One idea I have is using an external hard drive to see if the memory issue is the culprit. The code seems to have finished calculating now (with the second vicircles command still on) because the Figure window popped-up now but it is still empty, and I keep getting notifications from my MacBook that my disk is almost full.
Harith Al Kubaisy
on 18 Mar 2020
Edited: Harith Al Kubaisy
on 18 Mar 2020
I just ran the code with a smaller input matrix (51x1 double for both long and lat files), and the code finished up plotting the figure in a reasonable time, with both viscircles commands on. However, the N file is a 131x217 double matrix of 0's again, and D and ID are both a 51x1 double of NaN.
Is something of the following nature more feasible for my task?
---------
hold on
% Get the values from the matrix
point_id=Matrix1(:,1);
x=Matrix1(:,2);
y=Matrix1(:,3);
% Set the text to show up
for i=1:length(x)
text(x(i),y(i), point_id)
end
---------
Moreover, to my current understanding, the currnet code calculates the distance between circle center and the closest earthquake inside the circle. However, there would be circles that contain more than one earthquake, and I would the distance of each of them from the point.
Harith Al Kubaisy
on 18 Mar 2020
Edited: Harith Al Kubaisy
on 18 Mar 2020
My idea about the Haversine distance calculation followed this logic: since every defined grid point has X and Y coordinates, and since every earthquake has the same, wouldn't be easier to implement a loop the utilizes MATLAB's built in function for calculating distance between long1lat1 & long2lat2, and then transform it from degrees to kilometers:
deg2km(distance(lat1, lon1, lat2, lon2))

__SET TASK 1__.
Answer these questions about the thread:
(a) What notification does the MacBook keep showing?
(b) What are the dimensions and values of the N file after the run with the smaller input matrix?
(c) What expression is proposed for converting the distance between two points into kilometers?
__SET TASK 2__.
Decide whether each statement agrees with the thread, and support each answer with a quotation from it:
(a) With the smaller input matrix, the figure was plotted in a reasonable time even with both viscircles commands on.
(b) In the run with the smaller input matrix, D and ID held valid distance values.
(c) The current code computes the distance from the circle center to every earthquake inside the circle.
Answer from the thread alone.

(Element location listings)
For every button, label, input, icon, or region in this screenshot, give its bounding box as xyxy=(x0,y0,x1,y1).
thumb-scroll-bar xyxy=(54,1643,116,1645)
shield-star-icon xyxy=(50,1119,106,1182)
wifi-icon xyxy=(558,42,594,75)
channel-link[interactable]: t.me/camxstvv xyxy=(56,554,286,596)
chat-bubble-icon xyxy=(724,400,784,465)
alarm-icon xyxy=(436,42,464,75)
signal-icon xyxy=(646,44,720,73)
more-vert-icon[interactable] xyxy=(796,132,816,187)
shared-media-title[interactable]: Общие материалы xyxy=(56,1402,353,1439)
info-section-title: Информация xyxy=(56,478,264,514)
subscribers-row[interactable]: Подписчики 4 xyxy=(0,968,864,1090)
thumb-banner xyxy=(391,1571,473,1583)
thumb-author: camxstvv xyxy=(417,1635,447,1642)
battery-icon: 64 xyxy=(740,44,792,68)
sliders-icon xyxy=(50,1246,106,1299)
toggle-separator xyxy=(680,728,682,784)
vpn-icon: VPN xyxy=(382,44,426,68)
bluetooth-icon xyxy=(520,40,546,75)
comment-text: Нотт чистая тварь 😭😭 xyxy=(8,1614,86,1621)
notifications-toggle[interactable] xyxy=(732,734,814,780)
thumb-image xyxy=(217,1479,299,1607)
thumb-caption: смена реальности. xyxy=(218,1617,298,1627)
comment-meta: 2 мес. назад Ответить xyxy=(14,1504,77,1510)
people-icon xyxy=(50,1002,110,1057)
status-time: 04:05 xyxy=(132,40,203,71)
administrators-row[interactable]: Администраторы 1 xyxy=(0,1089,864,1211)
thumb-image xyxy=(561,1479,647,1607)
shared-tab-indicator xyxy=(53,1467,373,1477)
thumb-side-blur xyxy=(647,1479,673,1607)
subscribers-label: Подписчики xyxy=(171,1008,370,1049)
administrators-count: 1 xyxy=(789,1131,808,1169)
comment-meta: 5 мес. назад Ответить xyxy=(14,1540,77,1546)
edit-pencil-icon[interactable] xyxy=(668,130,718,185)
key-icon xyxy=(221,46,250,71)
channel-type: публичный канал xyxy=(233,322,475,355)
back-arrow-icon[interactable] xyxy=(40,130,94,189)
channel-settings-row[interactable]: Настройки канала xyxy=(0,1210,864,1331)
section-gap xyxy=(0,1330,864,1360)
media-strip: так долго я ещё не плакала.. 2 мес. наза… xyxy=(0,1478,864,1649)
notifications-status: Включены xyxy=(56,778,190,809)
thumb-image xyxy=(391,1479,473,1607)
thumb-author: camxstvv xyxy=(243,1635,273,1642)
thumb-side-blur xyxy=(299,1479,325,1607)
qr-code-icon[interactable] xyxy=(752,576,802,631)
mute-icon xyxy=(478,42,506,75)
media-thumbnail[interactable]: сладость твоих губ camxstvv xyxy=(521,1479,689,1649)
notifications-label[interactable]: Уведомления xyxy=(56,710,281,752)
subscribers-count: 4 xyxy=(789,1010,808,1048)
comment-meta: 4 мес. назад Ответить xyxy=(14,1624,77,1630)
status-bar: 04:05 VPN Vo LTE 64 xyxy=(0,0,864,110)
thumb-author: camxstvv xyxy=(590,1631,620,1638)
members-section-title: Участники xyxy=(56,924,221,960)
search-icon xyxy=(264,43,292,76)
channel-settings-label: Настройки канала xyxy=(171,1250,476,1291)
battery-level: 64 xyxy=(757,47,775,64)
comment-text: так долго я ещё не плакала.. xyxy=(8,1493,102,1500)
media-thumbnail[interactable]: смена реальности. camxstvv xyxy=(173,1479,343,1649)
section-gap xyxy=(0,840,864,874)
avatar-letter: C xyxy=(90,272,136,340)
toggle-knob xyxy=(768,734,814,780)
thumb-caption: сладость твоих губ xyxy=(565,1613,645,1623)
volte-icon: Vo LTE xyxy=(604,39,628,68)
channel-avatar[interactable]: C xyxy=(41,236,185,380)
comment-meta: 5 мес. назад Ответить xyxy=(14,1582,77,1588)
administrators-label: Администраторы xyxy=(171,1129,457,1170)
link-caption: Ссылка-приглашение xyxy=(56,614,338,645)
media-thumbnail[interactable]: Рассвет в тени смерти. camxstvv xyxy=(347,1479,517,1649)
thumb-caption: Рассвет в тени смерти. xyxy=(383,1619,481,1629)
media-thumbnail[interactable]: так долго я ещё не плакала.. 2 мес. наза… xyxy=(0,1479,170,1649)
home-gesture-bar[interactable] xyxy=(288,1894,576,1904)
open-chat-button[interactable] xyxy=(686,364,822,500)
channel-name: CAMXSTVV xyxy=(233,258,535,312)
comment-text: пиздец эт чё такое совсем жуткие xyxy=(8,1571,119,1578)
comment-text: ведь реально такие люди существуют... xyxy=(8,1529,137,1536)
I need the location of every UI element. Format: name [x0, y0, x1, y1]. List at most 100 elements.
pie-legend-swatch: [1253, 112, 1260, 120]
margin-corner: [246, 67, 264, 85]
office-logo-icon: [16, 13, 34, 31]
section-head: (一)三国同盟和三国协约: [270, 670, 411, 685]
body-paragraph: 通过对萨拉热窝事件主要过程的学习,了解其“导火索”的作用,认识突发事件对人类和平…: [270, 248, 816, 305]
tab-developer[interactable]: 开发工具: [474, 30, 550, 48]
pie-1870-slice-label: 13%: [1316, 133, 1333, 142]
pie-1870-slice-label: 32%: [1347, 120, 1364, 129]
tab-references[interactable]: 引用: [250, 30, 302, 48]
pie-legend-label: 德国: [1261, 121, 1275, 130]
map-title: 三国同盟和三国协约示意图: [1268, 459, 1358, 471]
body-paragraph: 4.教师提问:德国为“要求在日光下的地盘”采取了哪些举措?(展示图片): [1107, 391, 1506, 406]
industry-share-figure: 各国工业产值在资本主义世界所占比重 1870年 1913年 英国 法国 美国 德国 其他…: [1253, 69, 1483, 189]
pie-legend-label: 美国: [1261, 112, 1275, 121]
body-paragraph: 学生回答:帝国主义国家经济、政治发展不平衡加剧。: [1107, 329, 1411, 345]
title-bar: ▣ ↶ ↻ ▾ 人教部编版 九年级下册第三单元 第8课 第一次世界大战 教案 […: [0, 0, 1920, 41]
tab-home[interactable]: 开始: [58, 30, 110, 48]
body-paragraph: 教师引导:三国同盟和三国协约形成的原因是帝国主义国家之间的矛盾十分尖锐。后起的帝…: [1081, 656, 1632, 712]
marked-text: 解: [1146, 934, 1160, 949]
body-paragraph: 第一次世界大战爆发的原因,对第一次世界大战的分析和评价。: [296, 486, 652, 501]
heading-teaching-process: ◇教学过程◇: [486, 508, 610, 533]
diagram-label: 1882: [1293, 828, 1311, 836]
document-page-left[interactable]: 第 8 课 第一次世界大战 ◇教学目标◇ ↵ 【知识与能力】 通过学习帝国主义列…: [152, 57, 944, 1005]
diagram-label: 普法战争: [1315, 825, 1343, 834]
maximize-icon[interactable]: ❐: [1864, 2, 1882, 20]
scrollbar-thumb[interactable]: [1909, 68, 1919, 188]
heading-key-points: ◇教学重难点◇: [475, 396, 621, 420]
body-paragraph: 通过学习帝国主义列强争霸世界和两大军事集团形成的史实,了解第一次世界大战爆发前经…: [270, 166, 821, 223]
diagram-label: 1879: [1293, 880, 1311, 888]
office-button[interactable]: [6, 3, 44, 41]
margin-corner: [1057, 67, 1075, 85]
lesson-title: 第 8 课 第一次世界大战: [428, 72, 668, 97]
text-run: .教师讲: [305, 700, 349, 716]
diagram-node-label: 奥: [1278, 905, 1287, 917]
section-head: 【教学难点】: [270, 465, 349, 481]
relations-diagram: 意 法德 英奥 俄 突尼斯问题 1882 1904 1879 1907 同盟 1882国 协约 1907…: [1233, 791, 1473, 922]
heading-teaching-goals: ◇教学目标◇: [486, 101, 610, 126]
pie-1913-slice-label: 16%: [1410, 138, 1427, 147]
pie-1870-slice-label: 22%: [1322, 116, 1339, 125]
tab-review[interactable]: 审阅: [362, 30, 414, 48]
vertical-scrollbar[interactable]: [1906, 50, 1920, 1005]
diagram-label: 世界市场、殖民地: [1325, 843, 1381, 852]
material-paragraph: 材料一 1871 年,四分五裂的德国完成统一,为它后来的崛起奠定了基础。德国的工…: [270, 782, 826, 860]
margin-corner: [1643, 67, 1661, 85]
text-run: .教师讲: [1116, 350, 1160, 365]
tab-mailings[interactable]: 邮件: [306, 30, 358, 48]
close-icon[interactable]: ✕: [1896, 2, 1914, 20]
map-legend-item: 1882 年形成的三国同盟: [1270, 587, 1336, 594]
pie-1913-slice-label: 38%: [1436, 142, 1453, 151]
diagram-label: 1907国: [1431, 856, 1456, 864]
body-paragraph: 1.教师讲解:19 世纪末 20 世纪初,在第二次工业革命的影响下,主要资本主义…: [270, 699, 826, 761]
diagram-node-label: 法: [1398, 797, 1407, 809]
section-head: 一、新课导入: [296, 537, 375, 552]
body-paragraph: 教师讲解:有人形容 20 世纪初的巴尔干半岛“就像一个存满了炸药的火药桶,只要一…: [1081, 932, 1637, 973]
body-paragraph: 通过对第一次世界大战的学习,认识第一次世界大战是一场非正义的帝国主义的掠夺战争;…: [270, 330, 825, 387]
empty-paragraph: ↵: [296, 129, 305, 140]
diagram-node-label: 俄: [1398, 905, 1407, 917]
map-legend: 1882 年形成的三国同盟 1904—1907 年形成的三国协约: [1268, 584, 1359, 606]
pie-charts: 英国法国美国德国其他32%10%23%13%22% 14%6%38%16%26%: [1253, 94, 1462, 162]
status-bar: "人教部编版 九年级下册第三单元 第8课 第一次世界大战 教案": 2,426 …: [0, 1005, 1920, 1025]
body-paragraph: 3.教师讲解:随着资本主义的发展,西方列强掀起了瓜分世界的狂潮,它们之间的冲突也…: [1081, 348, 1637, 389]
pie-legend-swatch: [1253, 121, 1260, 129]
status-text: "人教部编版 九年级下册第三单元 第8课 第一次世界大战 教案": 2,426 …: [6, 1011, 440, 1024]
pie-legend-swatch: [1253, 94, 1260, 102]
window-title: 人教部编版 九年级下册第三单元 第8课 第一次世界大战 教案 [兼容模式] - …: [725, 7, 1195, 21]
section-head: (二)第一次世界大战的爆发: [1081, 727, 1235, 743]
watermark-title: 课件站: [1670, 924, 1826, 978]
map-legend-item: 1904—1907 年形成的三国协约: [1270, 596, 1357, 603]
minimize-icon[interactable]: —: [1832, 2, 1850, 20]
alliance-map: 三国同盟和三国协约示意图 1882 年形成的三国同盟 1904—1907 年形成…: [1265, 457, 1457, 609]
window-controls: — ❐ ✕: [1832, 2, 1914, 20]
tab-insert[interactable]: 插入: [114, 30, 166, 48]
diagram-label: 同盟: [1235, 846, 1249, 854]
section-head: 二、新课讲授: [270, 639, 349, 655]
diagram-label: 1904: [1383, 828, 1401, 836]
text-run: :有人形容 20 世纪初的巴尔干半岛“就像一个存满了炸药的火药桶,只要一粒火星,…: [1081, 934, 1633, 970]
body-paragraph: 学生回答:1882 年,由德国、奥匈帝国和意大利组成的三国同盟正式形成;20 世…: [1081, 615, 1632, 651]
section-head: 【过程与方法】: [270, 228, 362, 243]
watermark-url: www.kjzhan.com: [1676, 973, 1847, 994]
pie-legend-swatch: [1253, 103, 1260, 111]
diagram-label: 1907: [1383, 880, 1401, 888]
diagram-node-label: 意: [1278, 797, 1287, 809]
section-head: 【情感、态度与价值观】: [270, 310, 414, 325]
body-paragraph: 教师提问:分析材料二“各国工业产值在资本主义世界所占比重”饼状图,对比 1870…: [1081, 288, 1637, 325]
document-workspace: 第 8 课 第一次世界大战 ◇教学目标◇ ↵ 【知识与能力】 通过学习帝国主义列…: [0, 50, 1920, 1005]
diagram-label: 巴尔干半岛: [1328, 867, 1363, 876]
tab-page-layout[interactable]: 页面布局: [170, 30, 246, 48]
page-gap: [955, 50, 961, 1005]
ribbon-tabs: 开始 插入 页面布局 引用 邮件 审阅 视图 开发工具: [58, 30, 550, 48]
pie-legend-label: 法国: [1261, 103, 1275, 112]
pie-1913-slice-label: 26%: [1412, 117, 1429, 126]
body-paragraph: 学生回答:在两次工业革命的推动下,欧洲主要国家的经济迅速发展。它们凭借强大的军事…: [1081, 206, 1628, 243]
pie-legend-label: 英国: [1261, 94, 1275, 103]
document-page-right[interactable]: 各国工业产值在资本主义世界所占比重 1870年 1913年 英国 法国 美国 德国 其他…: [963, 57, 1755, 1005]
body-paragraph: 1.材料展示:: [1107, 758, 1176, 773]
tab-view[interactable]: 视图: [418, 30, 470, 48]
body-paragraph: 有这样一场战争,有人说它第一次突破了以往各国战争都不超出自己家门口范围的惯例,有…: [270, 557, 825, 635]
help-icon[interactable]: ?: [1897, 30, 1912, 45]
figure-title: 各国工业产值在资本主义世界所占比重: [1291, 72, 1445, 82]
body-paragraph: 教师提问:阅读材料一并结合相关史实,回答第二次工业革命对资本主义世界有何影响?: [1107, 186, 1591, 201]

__SOLUTION 1__.
(a) The disk is almost full.
(b) It is a 131x217 double matrix of 0's.
(c) deg2km(distance(lat1, lon1, lat2, lon2))

__SOLUTION 2__.
(a) Yes: "the code finished up plotting the figure in a reasonable time, with both viscircles commands on."
(b) No: "D and ID are both a 51x1 double of NaN."
(c) No: "the currnet code calculates the distance between circle center and the closest earthquake inside the circle."